Your task:
Word for word, repeat the lines of the records from the one containing "Serialize everything readable" through the last line, both included.
╭─ Listing
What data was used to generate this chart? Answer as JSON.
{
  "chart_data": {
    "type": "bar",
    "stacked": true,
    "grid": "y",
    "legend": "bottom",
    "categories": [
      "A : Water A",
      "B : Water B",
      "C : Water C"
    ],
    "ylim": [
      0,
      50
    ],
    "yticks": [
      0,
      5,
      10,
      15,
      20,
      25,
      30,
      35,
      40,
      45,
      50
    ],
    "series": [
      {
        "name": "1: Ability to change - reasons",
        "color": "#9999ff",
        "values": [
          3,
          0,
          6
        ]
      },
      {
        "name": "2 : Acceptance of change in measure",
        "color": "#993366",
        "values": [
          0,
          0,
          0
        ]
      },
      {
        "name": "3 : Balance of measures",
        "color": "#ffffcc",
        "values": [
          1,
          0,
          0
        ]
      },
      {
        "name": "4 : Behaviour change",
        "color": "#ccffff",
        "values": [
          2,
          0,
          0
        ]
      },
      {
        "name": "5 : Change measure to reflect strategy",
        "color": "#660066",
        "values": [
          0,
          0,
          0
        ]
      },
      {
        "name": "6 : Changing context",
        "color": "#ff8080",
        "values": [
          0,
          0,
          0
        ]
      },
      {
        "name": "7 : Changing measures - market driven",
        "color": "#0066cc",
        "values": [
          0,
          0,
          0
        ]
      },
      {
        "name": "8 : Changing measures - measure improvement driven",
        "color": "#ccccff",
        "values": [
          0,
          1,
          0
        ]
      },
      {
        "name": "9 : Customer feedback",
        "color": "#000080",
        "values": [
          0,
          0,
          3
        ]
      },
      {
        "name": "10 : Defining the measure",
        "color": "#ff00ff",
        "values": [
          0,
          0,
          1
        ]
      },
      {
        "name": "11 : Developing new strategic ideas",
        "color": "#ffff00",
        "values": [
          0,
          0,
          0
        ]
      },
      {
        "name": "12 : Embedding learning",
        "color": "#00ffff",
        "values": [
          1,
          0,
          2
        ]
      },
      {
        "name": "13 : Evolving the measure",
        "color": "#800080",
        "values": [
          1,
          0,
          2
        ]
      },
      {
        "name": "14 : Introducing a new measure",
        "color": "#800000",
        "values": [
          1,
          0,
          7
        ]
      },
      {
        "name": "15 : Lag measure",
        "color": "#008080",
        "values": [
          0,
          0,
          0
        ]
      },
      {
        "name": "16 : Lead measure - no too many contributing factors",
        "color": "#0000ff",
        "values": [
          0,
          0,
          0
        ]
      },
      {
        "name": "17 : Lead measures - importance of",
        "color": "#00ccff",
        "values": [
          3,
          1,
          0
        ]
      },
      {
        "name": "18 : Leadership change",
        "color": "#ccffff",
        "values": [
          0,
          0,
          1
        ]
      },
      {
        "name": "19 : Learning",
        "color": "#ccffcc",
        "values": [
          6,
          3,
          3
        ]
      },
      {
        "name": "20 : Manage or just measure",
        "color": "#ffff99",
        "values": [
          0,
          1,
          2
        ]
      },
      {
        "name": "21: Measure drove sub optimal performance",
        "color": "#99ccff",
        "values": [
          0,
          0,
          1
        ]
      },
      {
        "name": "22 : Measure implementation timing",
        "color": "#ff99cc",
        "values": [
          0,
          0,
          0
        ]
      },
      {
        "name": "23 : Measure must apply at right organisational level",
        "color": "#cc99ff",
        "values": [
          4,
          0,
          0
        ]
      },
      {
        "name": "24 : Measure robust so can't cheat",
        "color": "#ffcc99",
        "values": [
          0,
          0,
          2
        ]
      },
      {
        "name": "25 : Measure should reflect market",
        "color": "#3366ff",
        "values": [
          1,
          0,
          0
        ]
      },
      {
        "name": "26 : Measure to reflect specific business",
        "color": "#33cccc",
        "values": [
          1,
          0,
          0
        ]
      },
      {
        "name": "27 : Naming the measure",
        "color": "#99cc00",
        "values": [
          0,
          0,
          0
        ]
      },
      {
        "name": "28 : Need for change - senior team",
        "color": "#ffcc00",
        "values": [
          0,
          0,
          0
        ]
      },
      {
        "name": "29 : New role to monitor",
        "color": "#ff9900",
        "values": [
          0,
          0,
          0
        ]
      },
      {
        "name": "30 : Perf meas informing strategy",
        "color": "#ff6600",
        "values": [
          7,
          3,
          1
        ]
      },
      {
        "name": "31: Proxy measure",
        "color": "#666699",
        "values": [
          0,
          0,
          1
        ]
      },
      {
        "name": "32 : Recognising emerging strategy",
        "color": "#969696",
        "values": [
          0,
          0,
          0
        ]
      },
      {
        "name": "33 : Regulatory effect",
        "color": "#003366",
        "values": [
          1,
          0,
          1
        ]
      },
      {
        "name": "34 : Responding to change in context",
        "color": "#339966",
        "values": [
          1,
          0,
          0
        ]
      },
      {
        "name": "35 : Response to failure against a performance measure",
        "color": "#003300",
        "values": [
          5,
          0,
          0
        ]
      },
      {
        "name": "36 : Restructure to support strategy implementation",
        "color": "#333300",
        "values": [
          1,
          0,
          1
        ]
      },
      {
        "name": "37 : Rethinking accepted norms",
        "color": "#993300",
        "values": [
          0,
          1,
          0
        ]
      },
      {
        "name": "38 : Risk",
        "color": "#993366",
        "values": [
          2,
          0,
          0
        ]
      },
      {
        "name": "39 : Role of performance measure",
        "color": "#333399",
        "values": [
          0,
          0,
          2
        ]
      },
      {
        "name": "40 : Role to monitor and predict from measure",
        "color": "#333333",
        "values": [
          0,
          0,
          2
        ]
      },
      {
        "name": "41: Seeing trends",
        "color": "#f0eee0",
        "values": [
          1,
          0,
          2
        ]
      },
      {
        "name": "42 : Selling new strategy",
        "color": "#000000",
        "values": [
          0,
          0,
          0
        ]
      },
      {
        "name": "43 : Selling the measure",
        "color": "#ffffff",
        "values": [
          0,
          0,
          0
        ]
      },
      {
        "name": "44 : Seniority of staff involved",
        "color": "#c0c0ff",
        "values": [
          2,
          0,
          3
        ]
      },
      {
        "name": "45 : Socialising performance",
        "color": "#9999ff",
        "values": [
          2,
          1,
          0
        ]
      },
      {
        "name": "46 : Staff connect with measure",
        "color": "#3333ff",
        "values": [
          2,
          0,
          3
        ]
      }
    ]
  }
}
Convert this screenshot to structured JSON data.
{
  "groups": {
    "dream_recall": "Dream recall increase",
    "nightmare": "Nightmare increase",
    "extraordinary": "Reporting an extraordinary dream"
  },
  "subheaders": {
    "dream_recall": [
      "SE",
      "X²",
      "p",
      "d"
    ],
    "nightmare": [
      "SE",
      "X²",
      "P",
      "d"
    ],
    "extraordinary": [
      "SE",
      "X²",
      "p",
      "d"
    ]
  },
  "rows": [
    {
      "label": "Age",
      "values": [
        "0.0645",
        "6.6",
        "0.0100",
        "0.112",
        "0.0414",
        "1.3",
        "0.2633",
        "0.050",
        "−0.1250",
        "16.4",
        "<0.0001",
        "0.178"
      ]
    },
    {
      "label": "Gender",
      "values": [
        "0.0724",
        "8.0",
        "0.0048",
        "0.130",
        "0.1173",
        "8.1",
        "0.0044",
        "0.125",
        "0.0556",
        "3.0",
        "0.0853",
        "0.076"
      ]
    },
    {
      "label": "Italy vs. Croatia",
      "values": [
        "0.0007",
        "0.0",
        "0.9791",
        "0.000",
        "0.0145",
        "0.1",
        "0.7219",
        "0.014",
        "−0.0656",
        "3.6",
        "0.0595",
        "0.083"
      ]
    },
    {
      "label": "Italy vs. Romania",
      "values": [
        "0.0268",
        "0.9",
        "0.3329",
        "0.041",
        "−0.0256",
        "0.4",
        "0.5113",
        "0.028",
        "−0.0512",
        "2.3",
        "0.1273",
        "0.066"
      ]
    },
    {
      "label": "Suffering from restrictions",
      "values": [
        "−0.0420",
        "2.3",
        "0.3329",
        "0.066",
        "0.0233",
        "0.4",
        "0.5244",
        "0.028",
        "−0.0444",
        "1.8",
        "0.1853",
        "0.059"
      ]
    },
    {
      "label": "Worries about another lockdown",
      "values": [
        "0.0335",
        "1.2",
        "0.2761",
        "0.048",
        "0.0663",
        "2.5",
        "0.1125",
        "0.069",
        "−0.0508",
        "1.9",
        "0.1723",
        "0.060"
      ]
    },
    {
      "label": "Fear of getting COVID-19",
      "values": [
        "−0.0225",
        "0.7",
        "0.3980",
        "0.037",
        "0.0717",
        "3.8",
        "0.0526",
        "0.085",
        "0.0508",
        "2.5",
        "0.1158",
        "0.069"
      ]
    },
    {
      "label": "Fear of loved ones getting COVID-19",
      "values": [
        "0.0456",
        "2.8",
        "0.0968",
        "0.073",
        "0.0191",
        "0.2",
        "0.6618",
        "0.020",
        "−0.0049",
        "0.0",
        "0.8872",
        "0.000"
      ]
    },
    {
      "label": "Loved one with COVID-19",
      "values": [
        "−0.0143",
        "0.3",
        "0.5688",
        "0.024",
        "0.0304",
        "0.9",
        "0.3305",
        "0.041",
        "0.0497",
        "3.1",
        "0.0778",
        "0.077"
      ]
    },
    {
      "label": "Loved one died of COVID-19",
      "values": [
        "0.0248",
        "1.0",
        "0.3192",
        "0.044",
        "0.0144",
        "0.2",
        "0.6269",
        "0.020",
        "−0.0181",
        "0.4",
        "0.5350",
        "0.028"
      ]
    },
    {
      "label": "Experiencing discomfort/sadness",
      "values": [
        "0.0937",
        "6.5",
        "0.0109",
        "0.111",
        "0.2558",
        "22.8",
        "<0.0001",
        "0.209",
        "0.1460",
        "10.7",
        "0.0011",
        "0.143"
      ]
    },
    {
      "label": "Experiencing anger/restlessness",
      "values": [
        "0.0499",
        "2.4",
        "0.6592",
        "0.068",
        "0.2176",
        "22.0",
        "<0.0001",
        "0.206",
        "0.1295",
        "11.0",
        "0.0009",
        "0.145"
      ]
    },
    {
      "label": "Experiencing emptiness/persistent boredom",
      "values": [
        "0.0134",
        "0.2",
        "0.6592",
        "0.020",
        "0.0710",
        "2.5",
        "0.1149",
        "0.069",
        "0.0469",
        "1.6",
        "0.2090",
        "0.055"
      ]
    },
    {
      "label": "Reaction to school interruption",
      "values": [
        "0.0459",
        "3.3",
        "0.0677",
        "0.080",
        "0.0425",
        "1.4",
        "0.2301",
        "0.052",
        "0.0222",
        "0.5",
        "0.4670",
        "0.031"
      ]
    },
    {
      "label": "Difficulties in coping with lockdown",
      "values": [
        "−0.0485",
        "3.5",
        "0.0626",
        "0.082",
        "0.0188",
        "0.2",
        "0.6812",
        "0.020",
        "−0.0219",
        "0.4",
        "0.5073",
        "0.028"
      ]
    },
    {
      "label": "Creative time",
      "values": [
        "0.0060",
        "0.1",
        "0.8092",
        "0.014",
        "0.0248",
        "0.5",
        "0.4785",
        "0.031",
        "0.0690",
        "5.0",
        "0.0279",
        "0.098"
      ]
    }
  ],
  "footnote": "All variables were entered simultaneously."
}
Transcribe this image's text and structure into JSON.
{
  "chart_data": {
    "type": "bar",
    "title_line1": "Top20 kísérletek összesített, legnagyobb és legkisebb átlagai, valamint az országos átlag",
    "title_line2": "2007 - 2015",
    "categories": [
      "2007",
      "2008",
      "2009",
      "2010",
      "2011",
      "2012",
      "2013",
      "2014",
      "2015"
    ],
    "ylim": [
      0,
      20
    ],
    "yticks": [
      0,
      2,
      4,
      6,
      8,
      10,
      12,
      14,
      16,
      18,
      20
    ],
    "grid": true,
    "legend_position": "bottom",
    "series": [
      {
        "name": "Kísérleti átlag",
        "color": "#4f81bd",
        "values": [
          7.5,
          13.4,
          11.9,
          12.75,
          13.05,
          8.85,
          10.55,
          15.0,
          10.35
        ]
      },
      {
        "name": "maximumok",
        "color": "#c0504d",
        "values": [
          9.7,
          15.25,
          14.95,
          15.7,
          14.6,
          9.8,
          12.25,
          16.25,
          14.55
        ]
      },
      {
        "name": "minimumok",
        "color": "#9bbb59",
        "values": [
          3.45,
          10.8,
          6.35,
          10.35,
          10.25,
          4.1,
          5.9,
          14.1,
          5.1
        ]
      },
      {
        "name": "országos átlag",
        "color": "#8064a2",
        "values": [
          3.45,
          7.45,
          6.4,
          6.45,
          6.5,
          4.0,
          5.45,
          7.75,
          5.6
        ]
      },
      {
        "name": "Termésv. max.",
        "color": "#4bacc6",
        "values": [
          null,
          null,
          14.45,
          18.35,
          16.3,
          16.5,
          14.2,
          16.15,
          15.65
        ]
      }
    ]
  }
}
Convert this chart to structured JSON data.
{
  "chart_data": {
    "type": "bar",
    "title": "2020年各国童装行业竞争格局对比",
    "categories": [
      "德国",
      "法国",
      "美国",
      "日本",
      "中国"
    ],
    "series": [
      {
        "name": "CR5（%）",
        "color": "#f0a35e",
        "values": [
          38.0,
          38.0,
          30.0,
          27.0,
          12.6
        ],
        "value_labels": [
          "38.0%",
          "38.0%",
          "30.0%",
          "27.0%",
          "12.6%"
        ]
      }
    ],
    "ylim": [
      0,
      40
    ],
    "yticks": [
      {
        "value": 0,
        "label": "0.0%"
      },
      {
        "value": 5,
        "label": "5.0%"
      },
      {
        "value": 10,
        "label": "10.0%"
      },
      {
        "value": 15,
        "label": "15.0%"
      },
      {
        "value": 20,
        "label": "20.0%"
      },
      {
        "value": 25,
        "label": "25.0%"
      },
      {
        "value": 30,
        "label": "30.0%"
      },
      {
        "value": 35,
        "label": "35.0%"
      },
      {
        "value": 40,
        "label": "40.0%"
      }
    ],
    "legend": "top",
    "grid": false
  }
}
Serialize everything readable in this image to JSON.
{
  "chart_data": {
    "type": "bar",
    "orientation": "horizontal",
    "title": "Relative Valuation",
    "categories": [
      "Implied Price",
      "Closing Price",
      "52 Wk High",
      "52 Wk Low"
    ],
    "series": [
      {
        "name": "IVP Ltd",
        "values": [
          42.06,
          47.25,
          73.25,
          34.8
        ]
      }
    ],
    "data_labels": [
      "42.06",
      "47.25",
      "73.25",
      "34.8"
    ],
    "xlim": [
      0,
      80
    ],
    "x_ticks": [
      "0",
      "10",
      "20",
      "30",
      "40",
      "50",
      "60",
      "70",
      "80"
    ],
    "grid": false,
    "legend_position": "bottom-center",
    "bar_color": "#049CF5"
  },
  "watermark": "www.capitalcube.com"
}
╰─
Finished exercise:
Serialize everything readable in this image to JSON.
{
  "chart_data": {
    "type": "bar",
    "orientation": "horizontal",
    "title": "Relative Valuation",
    "categories": [
      "Implied Price",
      "Closing Price",
      "52 Wk High",
      "52 Wk Low"
    ],
    "series": [
      {
        "name": "IVP Ltd",
        "values": [
          42.06,
          47.25,
          73.25,
          34.8
        ]
      }
    ],
    "data_labels": [
      "42.06",
      "47.25",
      "73.25",
      "34.8"
    ],
    "xlim": [
      0,
      80
    ],
    "x_ticks": [
      "0",
      "10",
      "20",
      "30",
      "40",
      "50",
      "60",
      "70",
      "80"
    ],
    "grid": false,
    "legend_position": "bottom-center",
    "bar_color": "#049CF5"
  },
  "watermark": "www.capitalcube.com"
}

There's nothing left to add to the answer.